**Data to use**
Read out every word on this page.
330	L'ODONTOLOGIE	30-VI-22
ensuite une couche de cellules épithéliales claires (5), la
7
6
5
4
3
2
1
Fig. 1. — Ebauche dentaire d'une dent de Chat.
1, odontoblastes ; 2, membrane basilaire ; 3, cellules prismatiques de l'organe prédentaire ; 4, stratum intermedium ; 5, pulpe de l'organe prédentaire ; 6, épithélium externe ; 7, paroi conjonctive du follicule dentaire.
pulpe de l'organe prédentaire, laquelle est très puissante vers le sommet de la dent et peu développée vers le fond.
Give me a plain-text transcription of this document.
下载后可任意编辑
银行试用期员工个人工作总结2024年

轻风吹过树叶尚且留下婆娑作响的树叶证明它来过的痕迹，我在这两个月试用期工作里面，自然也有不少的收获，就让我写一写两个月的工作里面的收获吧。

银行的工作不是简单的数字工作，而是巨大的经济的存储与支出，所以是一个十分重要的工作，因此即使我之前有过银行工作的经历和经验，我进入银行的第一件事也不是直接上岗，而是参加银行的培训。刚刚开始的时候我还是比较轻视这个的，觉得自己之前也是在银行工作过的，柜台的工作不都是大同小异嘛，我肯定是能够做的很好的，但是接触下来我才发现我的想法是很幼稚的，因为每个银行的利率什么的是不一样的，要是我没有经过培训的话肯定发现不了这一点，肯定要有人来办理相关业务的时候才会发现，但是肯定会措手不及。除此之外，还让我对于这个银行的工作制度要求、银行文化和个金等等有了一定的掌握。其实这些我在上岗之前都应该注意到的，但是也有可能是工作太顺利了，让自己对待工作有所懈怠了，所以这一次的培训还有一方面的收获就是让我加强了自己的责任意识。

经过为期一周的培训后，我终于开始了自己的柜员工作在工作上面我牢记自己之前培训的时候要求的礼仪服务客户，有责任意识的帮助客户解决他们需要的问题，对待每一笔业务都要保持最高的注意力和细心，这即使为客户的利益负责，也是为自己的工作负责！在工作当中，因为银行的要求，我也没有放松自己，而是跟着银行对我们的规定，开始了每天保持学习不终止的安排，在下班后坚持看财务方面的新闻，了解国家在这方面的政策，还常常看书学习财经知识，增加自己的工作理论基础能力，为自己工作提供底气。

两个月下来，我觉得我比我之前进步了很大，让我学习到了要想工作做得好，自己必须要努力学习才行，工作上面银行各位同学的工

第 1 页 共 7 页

**Task to complete**
Extract the complete listing above, reproducing each line exactly.

**Exercise output**
Read out every word on this page.
330	L'ODONTOLOGIE	30-VI-22
ensuite une couche de cellules épithéliales claires (5), la
7
6
5
4
3
2
1
Fig. 1. — Ebauche dentaire d'une dent de Chat.
1, odontoblastes ; 2, membrane basilaire ; 3, cellules prismatiques de l'organe prédentaire ; 4, stratum intermedium ; 5, pulpe de l'organe prédentaire ; 6, épithélium externe ; 7, paroi conjonctive du follicule dentaire.
pulpe de l'organe prédentaire, laquelle est très puissante vers le sommet de la dent et peu développée vers le fond.
Give me a plain-text transcription of this document.
下载后可任意编辑
银行试用期员工个人工作总结2024年

轻风吹过树叶尚且留下婆娑作响的树叶证明它来过的痕迹，我在这两个月试用期工作里面，自然也有不少的收获，就让我写一写两个月的工作里面的收获吧。

银行的工作不是简单的数字工作，而是巨大的经济的存储与支出，所以是一个十分重要的工作，因此即使我之前有过银行工作的经历和经验，我进入银行的第一件事也不是直接上岗，而是参加银行的培训。刚刚开始的时候我还是比较轻视这个的，觉得自己之前也是在银行工作过的，柜台的工作不都是大同小异嘛，我肯定是能够做的很好的，但是接触下来我才发现我的想法是很幼稚的，因为每个银行的利率什么的是不一样的，要是我没有经过培训的话肯定发现不了这一点，肯定要有人来办理相关业务的时候才会发现，但是肯定会措手不及。除此之外，还让我对于这个银行的工作制度要求、银行文化和个金等等有了一定的掌握。其实这些我在上岗之前都应该注意到的，但是也有可能是工作太顺利了，让自己对待工作有所懈怠了，所以这一次的培训还有一方面的收获就是让我加强了自己的责任意识。

经过为期一周的培训后，我终于开始了自己的柜员工作在工作上面我牢记自己之前培训的时候要求的礼仪服务客户，有责任意识的帮助客户解决他们需要的问题，对待每一笔业务都要保持最高的注意力和细心，这即使为客户的利益负责，也是为自己的工作负责！在工作当中，因为银行的要求，我也没有放松自己，而是跟着银行对我们的规定，开始了每天保持学习不终止的安排，在下班后坚持看财务方面的新闻，了解国家在这方面的政策，还常常看书学习财经知识，增加自己的工作理论基础能力，为自己工作提供底气。

两个月下来，我觉得我比我之前进步了很大，让我学习到了要想工作做得好，自己必须要努力学习才行，工作上面银行各位同学的工

第 1 页 共 7 页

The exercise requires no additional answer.